_Given request_
Listed below are entries; give the number of lines among them that include "image", and only that number.

_Stored rows_

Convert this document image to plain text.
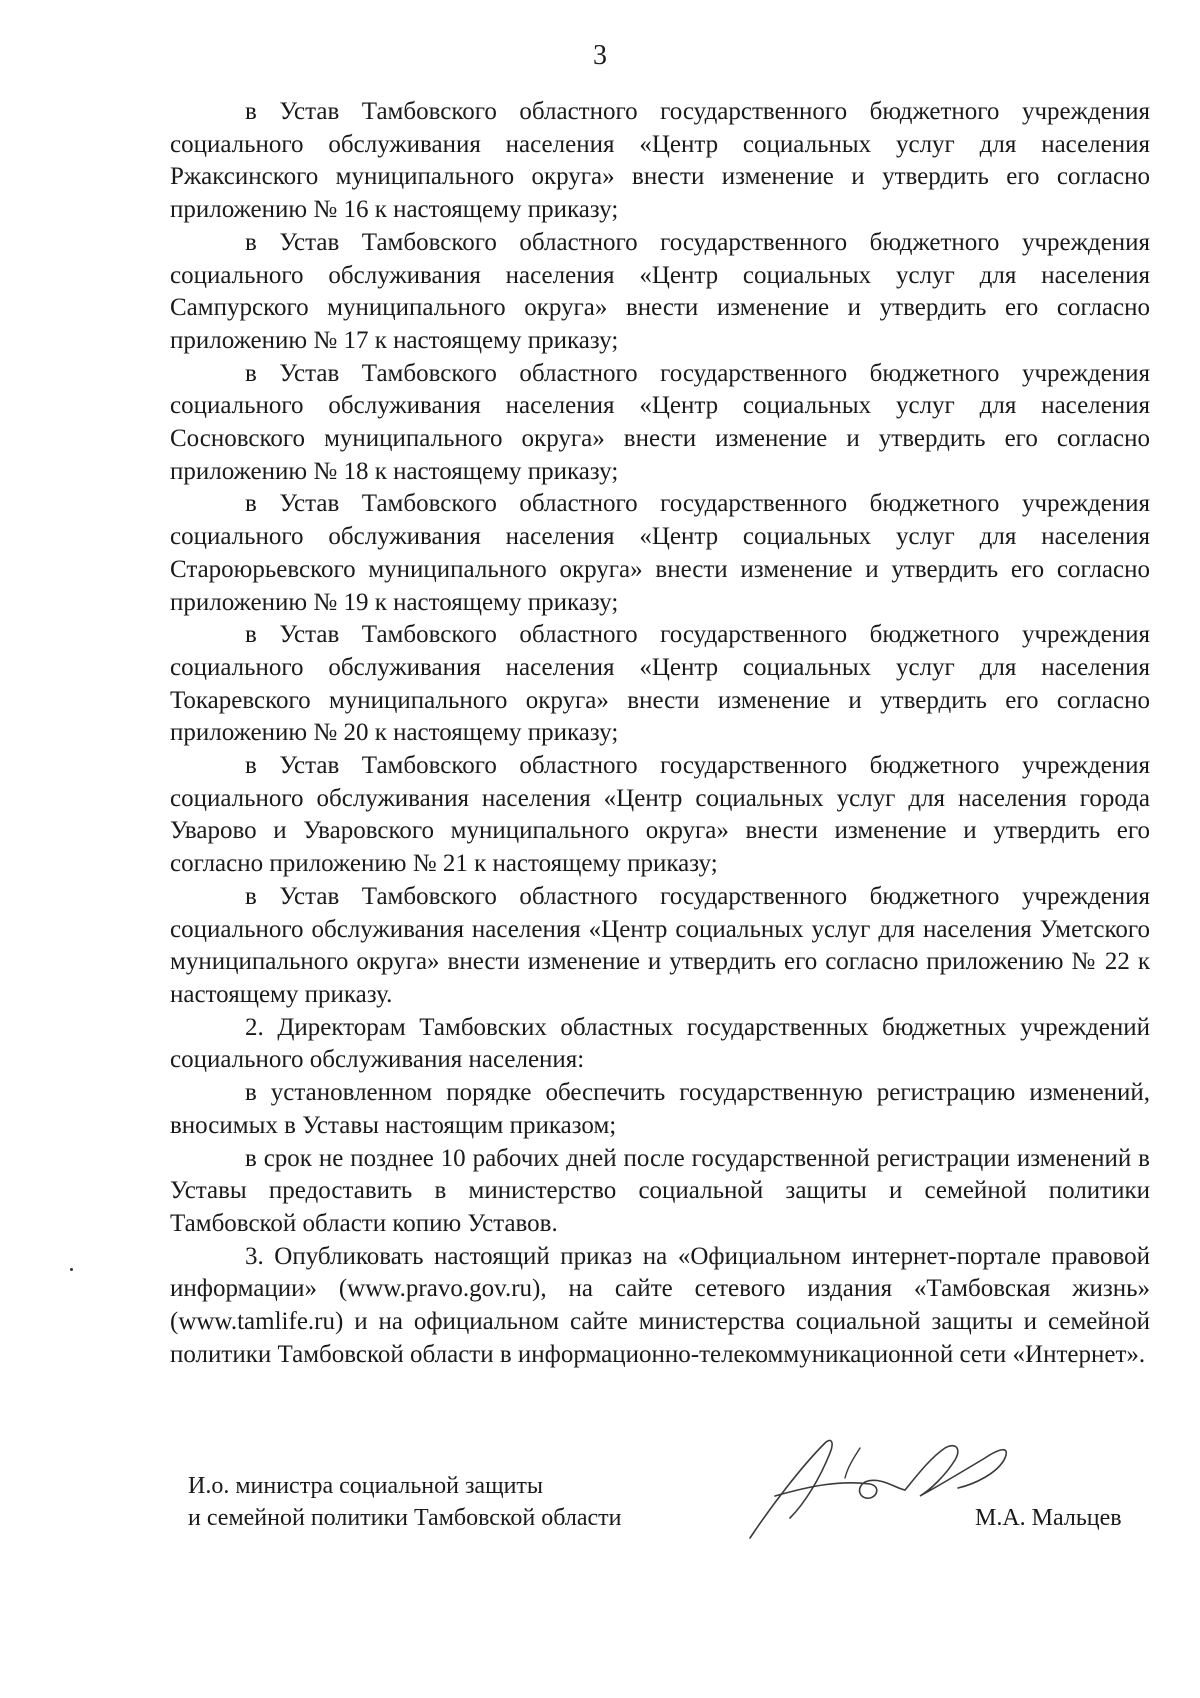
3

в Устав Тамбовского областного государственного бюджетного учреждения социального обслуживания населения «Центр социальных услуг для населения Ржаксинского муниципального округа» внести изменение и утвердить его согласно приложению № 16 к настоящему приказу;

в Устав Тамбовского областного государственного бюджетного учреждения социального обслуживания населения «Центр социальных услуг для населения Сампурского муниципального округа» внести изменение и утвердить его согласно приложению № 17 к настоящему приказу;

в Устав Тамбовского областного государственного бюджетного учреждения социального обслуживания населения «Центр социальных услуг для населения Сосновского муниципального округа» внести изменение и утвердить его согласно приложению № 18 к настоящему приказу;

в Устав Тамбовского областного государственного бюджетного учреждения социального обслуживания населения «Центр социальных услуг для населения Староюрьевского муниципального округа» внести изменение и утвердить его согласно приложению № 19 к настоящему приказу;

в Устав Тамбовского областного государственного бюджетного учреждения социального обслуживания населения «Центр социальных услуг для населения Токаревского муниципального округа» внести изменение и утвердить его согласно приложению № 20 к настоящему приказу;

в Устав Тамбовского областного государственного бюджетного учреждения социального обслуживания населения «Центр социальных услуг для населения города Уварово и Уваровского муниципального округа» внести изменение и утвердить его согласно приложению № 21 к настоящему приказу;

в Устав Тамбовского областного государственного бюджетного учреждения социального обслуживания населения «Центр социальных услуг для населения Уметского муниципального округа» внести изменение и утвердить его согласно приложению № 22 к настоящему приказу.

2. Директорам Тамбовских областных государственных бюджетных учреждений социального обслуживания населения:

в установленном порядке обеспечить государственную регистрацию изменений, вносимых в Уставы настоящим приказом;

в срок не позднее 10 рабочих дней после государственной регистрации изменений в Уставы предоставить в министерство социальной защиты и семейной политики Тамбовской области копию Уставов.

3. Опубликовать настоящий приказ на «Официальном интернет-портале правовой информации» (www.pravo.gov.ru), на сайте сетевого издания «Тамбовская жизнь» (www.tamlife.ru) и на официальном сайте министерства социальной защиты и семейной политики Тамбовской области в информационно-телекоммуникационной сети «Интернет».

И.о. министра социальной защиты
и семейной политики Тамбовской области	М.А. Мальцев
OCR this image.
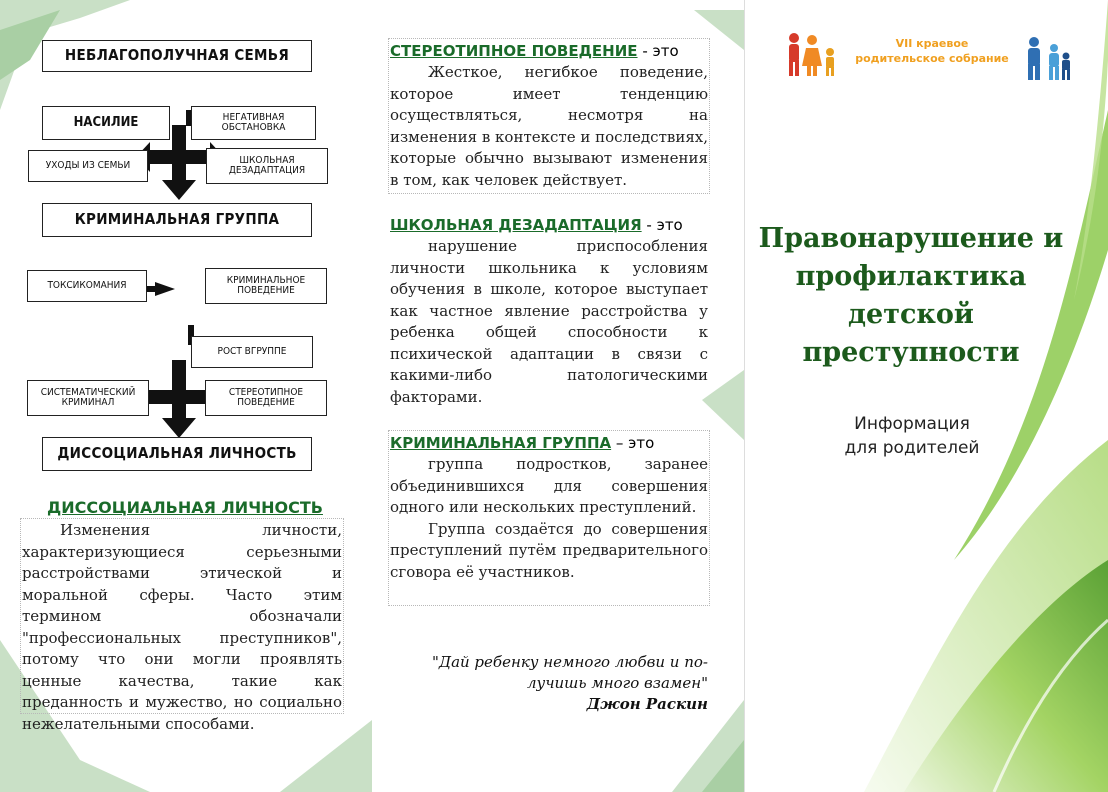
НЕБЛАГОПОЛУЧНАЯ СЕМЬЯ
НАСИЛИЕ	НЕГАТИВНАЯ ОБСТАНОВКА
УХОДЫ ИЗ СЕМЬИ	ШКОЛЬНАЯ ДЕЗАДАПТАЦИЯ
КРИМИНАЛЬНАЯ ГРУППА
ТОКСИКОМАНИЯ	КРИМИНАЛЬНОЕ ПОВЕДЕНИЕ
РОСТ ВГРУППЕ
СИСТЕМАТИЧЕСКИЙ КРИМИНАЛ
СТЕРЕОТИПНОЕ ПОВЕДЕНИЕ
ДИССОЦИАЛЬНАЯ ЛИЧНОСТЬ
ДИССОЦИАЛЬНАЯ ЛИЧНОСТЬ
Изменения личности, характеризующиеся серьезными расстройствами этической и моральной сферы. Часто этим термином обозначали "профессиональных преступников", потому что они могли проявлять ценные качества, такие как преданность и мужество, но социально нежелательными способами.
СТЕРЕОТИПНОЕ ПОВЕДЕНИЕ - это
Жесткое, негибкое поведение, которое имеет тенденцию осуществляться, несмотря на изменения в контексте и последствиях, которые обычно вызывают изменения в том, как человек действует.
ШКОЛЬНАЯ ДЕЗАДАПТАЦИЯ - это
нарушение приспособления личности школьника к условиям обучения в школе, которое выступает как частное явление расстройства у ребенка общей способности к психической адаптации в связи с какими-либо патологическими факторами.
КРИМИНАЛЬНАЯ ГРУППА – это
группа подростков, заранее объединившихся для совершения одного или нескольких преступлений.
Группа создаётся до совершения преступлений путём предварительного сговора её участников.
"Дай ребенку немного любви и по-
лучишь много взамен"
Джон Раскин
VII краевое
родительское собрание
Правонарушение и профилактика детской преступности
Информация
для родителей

_Output of the exercise_
2